_WHAT THE EXERCISE ASKS_
Search the material and gather each line with "使客厅一角成为亮点" in it.

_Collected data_
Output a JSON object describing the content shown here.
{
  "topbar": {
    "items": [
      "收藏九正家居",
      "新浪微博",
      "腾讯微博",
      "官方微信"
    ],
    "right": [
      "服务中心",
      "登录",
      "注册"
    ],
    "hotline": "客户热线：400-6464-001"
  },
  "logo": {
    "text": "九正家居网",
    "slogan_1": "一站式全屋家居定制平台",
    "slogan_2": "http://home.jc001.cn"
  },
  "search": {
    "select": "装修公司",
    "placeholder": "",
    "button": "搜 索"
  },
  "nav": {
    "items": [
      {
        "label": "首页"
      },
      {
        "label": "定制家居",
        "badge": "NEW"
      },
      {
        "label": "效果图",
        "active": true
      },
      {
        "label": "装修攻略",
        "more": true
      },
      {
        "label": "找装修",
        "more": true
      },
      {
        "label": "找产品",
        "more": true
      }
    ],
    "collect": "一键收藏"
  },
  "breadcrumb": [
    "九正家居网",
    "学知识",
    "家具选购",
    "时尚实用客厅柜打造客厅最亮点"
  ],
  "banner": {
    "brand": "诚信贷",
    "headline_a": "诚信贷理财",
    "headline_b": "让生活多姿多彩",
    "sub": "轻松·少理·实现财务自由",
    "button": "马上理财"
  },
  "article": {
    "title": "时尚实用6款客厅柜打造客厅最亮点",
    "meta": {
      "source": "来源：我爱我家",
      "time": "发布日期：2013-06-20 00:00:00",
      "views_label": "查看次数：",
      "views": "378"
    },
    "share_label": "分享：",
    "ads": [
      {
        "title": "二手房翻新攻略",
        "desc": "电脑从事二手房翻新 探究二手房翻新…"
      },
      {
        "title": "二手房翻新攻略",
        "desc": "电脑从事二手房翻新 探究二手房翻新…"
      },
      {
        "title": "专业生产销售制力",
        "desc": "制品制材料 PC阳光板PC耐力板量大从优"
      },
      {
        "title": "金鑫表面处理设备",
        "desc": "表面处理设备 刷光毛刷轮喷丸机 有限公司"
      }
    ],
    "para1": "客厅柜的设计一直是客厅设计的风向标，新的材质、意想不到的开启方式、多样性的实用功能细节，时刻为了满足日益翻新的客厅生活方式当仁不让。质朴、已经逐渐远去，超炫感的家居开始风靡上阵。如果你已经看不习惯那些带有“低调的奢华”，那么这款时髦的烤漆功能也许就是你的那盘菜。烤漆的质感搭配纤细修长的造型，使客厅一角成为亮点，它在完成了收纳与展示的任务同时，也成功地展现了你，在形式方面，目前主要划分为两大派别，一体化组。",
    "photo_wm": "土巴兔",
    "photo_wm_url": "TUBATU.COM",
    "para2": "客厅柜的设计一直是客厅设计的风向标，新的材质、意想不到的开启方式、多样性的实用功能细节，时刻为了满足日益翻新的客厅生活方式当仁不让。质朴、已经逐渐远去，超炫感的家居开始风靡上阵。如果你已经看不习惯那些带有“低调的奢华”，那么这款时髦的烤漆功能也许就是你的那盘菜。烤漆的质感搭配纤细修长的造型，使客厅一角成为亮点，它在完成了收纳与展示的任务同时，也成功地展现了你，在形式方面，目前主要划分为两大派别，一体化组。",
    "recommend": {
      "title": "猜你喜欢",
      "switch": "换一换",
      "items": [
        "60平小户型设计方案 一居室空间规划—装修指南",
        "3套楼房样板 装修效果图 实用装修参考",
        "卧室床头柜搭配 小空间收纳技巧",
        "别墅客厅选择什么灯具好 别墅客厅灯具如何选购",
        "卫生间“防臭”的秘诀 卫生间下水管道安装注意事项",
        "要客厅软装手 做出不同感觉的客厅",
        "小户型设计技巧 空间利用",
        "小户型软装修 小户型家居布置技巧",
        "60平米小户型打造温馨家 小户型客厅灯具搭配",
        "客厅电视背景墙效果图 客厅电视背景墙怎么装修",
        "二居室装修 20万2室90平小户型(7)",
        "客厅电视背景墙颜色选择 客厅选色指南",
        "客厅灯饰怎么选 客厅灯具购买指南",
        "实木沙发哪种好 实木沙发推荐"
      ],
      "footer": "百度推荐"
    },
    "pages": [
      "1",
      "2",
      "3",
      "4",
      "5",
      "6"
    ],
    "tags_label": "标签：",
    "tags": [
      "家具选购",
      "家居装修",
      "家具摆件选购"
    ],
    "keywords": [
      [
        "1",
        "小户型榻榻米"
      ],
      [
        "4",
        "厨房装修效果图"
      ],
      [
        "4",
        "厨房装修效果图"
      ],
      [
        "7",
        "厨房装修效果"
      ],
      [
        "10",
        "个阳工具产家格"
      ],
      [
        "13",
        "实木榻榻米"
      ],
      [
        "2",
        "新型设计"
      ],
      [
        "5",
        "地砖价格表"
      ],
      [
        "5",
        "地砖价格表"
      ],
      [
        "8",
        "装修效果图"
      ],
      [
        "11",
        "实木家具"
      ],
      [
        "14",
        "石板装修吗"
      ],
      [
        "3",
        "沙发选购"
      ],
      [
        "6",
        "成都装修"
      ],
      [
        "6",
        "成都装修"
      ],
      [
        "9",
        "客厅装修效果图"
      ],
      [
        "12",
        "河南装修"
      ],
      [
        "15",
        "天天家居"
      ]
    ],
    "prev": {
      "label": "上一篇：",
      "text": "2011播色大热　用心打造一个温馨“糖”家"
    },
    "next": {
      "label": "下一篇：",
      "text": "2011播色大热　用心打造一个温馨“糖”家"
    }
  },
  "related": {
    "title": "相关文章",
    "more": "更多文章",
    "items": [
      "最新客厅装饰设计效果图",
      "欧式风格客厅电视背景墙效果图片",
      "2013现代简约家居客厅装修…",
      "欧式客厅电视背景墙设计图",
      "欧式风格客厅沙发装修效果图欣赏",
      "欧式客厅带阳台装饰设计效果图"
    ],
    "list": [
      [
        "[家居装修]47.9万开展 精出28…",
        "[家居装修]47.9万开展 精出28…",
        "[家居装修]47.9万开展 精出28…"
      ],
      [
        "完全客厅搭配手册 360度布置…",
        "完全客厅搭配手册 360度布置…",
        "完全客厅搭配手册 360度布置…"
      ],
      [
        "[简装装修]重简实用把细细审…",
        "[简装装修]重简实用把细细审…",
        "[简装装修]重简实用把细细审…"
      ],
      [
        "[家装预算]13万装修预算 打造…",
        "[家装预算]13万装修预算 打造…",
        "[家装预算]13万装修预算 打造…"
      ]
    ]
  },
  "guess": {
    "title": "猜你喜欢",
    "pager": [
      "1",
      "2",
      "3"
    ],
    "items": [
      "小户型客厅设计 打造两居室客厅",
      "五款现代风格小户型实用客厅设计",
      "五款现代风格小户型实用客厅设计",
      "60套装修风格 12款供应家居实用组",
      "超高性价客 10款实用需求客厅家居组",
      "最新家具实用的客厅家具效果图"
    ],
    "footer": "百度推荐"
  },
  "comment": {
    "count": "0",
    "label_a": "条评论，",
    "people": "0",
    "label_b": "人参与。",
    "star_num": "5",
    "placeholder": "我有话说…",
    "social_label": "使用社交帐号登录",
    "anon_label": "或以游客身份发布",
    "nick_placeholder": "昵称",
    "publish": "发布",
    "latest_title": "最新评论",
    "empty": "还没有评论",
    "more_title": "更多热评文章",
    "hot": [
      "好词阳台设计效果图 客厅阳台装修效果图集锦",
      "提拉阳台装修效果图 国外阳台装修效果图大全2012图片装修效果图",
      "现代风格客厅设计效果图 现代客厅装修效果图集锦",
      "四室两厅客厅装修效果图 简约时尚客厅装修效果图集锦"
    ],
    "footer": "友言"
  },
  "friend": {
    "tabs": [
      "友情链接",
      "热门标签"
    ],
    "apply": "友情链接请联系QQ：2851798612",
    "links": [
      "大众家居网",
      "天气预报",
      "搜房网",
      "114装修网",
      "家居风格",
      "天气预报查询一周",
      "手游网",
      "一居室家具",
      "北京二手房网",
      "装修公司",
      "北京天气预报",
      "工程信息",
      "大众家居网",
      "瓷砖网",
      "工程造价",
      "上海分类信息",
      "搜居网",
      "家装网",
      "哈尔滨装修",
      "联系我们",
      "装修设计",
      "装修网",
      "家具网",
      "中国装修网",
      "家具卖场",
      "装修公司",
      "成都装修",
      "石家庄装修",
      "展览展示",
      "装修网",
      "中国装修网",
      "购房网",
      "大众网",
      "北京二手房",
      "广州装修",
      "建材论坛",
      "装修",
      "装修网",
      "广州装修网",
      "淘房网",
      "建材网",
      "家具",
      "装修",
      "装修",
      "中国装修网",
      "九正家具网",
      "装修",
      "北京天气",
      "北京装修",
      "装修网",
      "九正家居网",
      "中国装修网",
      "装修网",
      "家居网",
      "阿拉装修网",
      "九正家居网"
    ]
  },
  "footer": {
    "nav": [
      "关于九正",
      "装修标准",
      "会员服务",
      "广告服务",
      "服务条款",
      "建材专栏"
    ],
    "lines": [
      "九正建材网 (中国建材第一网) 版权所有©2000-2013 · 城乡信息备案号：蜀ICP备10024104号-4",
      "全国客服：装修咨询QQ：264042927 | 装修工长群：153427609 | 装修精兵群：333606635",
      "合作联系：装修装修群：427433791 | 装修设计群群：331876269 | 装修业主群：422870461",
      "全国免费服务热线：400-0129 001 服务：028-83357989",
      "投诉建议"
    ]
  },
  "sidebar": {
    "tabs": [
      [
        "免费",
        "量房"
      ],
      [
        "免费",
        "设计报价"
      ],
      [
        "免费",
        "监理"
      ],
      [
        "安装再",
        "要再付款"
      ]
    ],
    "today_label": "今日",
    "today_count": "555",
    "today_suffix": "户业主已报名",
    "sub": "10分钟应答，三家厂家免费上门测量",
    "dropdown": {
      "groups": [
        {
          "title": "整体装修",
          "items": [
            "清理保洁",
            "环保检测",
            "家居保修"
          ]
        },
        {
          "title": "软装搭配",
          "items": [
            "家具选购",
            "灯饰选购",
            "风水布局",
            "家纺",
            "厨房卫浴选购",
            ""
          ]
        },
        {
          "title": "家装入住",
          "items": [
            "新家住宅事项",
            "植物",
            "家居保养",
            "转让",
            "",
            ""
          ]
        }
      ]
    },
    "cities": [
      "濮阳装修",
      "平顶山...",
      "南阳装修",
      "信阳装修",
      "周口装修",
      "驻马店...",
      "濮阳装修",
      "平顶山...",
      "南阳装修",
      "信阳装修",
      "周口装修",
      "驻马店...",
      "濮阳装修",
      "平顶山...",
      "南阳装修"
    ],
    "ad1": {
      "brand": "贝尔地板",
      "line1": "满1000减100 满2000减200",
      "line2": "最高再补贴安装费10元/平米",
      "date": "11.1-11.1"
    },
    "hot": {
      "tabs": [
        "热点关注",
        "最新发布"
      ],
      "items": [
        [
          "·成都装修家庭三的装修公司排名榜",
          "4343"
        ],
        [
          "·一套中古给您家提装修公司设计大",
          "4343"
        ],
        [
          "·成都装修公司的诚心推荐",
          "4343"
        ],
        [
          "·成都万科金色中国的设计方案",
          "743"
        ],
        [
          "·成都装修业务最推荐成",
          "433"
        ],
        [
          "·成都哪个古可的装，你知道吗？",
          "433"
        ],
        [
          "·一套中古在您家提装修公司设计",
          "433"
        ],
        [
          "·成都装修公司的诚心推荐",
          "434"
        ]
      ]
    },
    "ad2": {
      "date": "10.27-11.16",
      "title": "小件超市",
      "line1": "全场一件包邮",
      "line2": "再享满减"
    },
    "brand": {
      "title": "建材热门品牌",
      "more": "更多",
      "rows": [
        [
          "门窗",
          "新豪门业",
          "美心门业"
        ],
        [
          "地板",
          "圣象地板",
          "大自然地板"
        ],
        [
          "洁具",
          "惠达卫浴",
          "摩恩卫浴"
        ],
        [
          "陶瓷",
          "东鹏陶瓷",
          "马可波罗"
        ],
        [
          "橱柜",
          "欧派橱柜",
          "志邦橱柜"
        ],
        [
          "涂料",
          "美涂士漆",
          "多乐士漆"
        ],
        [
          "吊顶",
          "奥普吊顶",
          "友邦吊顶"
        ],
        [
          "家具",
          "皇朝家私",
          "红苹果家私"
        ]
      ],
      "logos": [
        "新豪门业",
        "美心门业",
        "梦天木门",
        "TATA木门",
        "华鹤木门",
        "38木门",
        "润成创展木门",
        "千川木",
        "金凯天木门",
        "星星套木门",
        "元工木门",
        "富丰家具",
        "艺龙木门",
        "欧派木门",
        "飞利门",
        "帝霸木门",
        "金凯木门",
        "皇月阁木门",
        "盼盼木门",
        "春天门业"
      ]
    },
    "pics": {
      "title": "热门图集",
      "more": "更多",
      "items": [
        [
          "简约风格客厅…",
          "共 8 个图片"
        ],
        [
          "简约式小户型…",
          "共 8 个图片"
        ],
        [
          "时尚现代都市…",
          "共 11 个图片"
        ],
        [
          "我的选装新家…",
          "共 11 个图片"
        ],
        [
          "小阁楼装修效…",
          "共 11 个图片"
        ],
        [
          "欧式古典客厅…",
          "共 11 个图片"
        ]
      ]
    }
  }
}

_TASK SOLUTION_
    "para1": "客厅柜的设计一直是客厅设计的风向标，新的材质、意想不到的开启方式、多样性的实用功能细节，时刻为了满足日益翻新的客厅生活方式当仁不让。质朴、已经逐渐远去，超炫感的家居开始风靡上阵。如果你已经看不习惯那些带有“低调的奢华”，那么这款时髦的烤漆功能也许就是你的那盘菜。烤漆的质感搭配纤细修长的造型，使客厅一角成为亮点，它在完成了收纳与展示的任务同时，也成功地展现了你，在形式方面，目前主要划分为两大派别，一体化组。",
    "para2": "客厅柜的设计一直是客厅设计的风向标，新的材质、意想不到的开启方式、多样性的实用功能细节，时刻为了满足日益翻新的客厅生活方式当仁不让。质朴、已经逐渐远去，超炫感的家居开始风靡上阵。如果你已经看不习惯那些带有“低调的奢华”，那么这款时髦的烤漆功能也许就是你的那盘菜。烤漆的质感搭配纤细修长的造型，使客厅一角成为亮点，它在完成了收纳与展示的任务同时，也成功地展现了你，在形式方面，目前主要划分为两大派别，一体化组。",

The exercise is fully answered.